**WHAT THIS TASK INVOLVES:**
Reproduce all of the material below word for word, line by line.

══════════════════════════════

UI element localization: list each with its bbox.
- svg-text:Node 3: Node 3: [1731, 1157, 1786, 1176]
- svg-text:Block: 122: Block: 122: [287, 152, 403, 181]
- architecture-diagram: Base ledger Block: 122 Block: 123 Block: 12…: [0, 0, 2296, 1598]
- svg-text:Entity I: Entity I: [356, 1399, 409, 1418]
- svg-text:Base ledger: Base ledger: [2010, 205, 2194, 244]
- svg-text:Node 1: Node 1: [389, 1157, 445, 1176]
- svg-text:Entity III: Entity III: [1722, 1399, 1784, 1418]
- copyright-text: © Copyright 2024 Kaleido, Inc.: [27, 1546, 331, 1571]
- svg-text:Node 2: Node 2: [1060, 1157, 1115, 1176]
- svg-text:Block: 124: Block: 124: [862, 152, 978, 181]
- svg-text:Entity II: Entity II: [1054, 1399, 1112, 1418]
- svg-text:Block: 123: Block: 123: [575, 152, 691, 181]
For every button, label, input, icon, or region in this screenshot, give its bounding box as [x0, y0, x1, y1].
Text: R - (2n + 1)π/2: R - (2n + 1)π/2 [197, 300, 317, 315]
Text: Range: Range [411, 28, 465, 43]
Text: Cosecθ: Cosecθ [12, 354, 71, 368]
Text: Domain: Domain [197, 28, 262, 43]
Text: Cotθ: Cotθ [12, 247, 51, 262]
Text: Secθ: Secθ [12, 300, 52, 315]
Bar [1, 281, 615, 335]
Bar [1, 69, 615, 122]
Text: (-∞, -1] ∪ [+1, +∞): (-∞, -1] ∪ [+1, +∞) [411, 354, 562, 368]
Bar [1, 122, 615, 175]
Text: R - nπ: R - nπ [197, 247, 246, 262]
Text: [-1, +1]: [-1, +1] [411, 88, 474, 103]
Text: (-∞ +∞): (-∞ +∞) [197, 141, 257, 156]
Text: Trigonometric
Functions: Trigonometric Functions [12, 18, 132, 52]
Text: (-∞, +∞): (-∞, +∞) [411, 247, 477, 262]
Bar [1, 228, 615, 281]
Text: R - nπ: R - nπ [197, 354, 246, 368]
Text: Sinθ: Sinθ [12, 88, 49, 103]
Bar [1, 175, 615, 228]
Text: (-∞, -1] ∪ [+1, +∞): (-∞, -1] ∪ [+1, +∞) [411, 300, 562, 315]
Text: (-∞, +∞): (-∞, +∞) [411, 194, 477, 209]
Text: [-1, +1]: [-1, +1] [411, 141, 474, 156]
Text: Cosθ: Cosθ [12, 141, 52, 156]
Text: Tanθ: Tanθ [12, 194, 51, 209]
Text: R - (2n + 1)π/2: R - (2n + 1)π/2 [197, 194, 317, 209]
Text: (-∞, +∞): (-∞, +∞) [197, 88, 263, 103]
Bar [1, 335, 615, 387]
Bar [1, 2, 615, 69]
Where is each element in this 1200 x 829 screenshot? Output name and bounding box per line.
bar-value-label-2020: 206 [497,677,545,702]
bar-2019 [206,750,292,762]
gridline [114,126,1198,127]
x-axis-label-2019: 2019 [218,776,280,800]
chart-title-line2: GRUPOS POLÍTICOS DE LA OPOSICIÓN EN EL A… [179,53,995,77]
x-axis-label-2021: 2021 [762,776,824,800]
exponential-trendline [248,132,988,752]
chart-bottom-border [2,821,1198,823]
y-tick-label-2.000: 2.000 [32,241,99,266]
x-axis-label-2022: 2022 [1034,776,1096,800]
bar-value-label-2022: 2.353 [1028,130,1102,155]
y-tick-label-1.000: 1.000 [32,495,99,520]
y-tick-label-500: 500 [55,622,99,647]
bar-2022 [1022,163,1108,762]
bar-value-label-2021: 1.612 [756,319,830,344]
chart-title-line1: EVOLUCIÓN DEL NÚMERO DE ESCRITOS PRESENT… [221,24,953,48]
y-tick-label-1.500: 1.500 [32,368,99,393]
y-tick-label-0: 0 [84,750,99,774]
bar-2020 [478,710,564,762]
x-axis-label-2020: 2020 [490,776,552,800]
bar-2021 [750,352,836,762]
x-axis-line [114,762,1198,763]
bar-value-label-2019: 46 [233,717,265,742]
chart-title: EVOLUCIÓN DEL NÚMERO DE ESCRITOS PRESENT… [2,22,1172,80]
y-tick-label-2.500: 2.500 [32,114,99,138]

══════════════════════════════

**ANSWER TO THE PROBLEM:**
UI element localization: list each with its bbox.
- svg-text:Node 3: Node 3: [1731, 1157, 1786, 1176]
- svg-text:Block: 122: Block: 122: [287, 152, 403, 181]
- architecture-diagram: Base ledger Block: 122 Block: 123 Block: 12…: [0, 0, 2296, 1598]
- svg-text:Entity I: Entity I: [356, 1399, 409, 1418]
- svg-text:Base ledger: Base ledger: [2010, 205, 2194, 244]
- svg-text:Node 1: Node 1: [389, 1157, 445, 1176]
- svg-text:Entity III: Entity III: [1722, 1399, 1784, 1418]
- copyright-text: © Copyright 2024 Kaleido, Inc.: [27, 1546, 331, 1571]
- svg-text:Node 2: Node 2: [1060, 1157, 1115, 1176]
- svg-text:Block: 124: Block: 124: [862, 152, 978, 181]
- svg-text:Entity II: Entity II: [1054, 1399, 1112, 1418]
- svg-text:Block: 123: Block: 123: [575, 152, 691, 181]
For every button, label, input, icon, or region in this screenshot, give its bounding box as [x0, y0, x1, y1].
Text: R - (2n + 1)π/2: R - (2n + 1)π/2 [197, 300, 317, 315]
Text: Range: Range [411, 28, 465, 43]
Text: Cosecθ: Cosecθ [12, 354, 71, 368]
Text: Domain: Domain [197, 28, 262, 43]
Text: Cotθ: Cotθ [12, 247, 51, 262]
Text: Secθ: Secθ [12, 300, 52, 315]
Bar [1, 281, 615, 335]
Bar [1, 69, 615, 122]
Text: (-∞, -1] ∪ [+1, +∞): (-∞, -1] ∪ [+1, +∞) [411, 354, 562, 368]
Bar [1, 122, 615, 175]
Text: R - nπ: R - nπ [197, 247, 246, 262]
Text: [-1, +1]: [-1, +1] [411, 88, 474, 103]
Text: (-∞ +∞): (-∞ +∞) [197, 141, 257, 156]
Text: Trigonometric
Functions: Trigonometric Functions [12, 18, 132, 52]
Text: (-∞, +∞): (-∞, +∞) [411, 247, 477, 262]
Bar [1, 228, 615, 281]
Text: R - nπ: R - nπ [197, 354, 246, 368]
Text: Sinθ: Sinθ [12, 88, 49, 103]
Bar [1, 175, 615, 228]
Text: (-∞, -1] ∪ [+1, +∞): (-∞, -1] ∪ [+1, +∞) [411, 300, 562, 315]
Text: (-∞, +∞): (-∞, +∞) [411, 194, 477, 209]
Text: [-1, +1]: [-1, +1] [411, 141, 474, 156]
Text: Cosθ: Cosθ [12, 141, 52, 156]
Text: Tanθ: Tanθ [12, 194, 51, 209]
Text: R - (2n + 1)π/2: R - (2n + 1)π/2 [197, 194, 317, 209]
Text: (-∞, +∞): (-∞, +∞) [197, 88, 263, 103]
Bar [1, 335, 615, 387]
Bar [1, 2, 615, 69]
Where is each element in this 1200 x 829 screenshot? Output name and bounding box per line.
bar-value-label-2020: 206 [497,677,545,702]
bar-2019 [206,750,292,762]
gridline [114,126,1198,127]
x-axis-label-2019: 2019 [218,776,280,800]
chart-title-line2: GRUPOS POLÍTICOS DE LA OPOSICIÓN EN EL A… [179,53,995,77]
x-axis-label-2021: 2021 [762,776,824,800]
exponential-trendline [248,132,988,752]
chart-bottom-border [2,821,1198,823]
y-tick-label-2.000: 2.000 [32,241,99,266]
x-axis-label-2022: 2022 [1034,776,1096,800]
bar-value-label-2022: 2.353 [1028,130,1102,155]
y-tick-label-1.000: 1.000 [32,495,99,520]
y-tick-label-500: 500 [55,622,99,647]
bar-2022 [1022,163,1108,762]
bar-value-label-2021: 1.612 [756,319,830,344]
chart-title-line1: EVOLUCIÓN DEL NÚMERO DE ESCRITOS PRESENT… [221,24,953,48]
y-tick-label-1.500: 1.500 [32,368,99,393]
y-tick-label-0: 0 [84,750,99,774]
bar-2020 [478,710,564,762]
x-axis-label-2020: 2020 [490,776,552,800]
bar-2021 [750,352,836,762]
x-axis-line [114,762,1198,763]
bar-value-label-2019: 46 [233,717,265,742]
chart-title: EVOLUCIÓN DEL NÚMERO DE ESCRITOS PRESENT… [2,22,1172,80]
y-tick-label-2.500: 2.500 [32,114,99,138]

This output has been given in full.